[Page element annotations]
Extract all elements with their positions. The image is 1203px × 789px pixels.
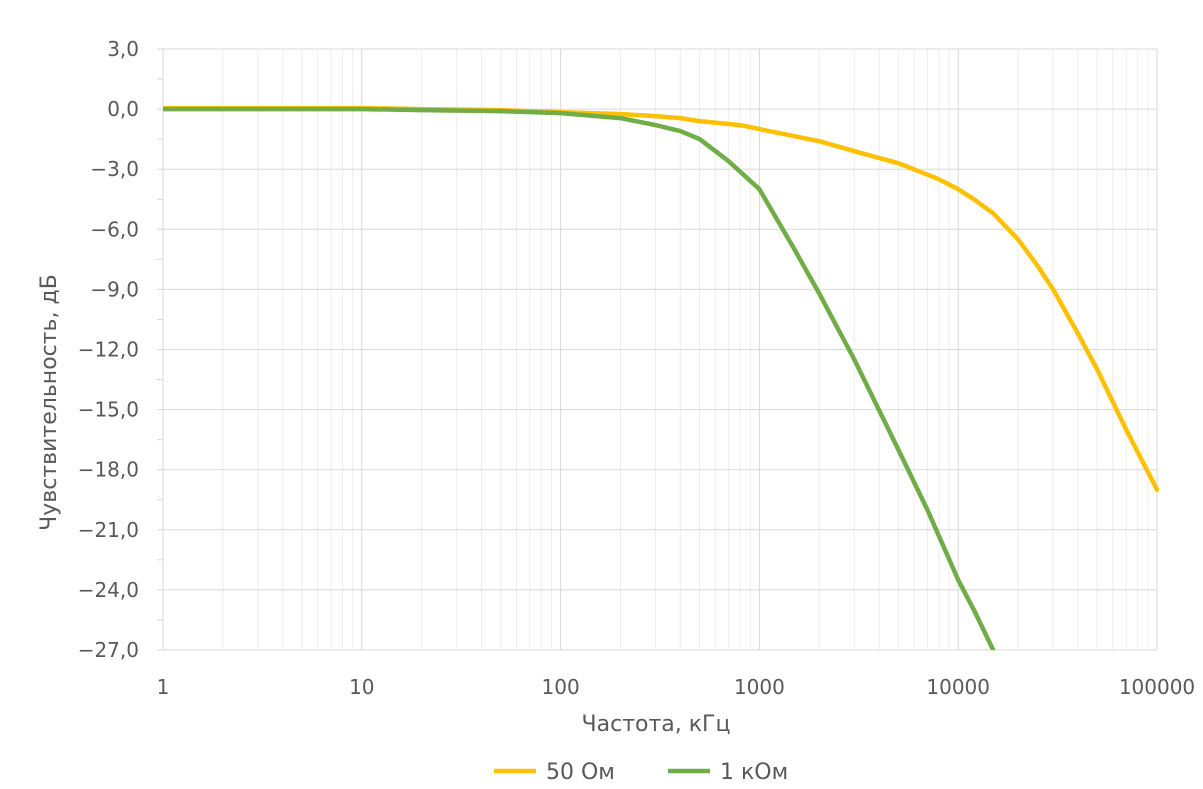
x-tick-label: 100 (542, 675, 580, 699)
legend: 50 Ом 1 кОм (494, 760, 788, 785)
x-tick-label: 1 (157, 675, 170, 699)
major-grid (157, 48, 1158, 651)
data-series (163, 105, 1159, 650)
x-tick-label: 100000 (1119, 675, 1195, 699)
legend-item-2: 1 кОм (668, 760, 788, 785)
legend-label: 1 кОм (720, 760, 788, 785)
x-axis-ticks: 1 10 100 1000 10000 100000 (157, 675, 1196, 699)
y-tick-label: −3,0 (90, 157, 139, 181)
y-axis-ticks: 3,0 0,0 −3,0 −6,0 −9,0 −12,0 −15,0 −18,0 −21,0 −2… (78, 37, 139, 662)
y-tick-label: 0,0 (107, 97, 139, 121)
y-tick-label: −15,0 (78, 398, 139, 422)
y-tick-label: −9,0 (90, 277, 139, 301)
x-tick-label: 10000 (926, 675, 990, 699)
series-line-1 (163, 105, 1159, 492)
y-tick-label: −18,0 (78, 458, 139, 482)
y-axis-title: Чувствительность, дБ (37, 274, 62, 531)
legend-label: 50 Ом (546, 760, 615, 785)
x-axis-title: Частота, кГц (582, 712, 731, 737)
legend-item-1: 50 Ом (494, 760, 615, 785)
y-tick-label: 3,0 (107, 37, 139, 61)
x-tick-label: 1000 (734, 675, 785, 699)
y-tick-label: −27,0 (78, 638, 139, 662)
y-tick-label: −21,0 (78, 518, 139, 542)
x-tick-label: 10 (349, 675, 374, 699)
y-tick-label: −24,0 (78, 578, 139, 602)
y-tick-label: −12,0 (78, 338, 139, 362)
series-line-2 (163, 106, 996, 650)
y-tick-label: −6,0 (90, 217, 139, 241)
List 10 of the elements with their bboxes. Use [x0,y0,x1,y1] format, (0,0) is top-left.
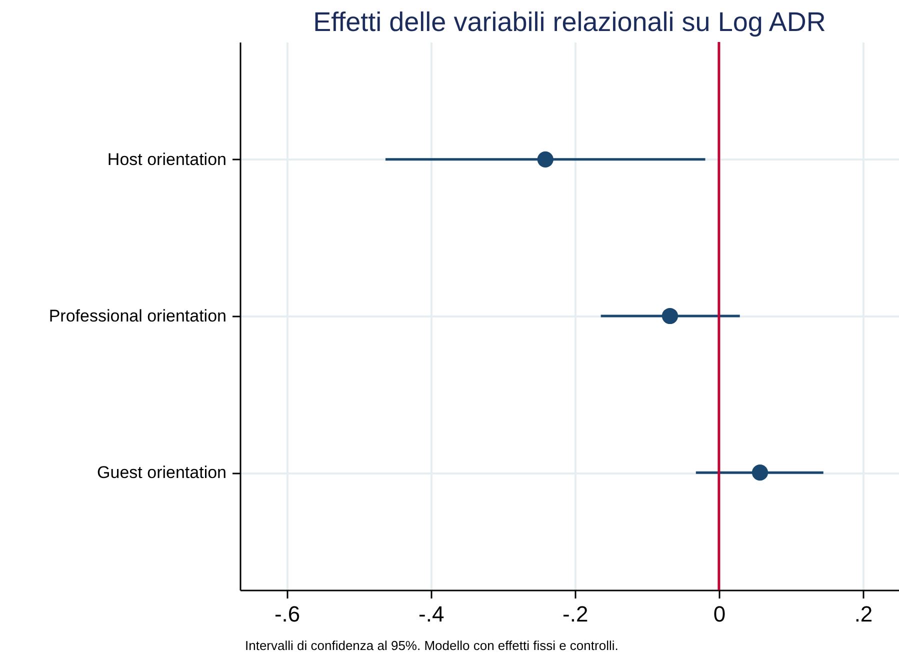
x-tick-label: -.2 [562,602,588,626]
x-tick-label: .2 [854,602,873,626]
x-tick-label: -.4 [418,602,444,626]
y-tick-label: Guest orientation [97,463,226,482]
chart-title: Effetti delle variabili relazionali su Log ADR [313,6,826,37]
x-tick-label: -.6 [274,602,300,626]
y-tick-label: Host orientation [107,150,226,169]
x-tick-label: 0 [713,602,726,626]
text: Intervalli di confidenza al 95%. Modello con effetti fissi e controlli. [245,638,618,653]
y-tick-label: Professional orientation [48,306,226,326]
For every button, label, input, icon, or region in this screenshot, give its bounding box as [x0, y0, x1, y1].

AIM:
Report how many lines of the data above contain the string "ticks". Please give only the number.

RESPONSE BELOW:
2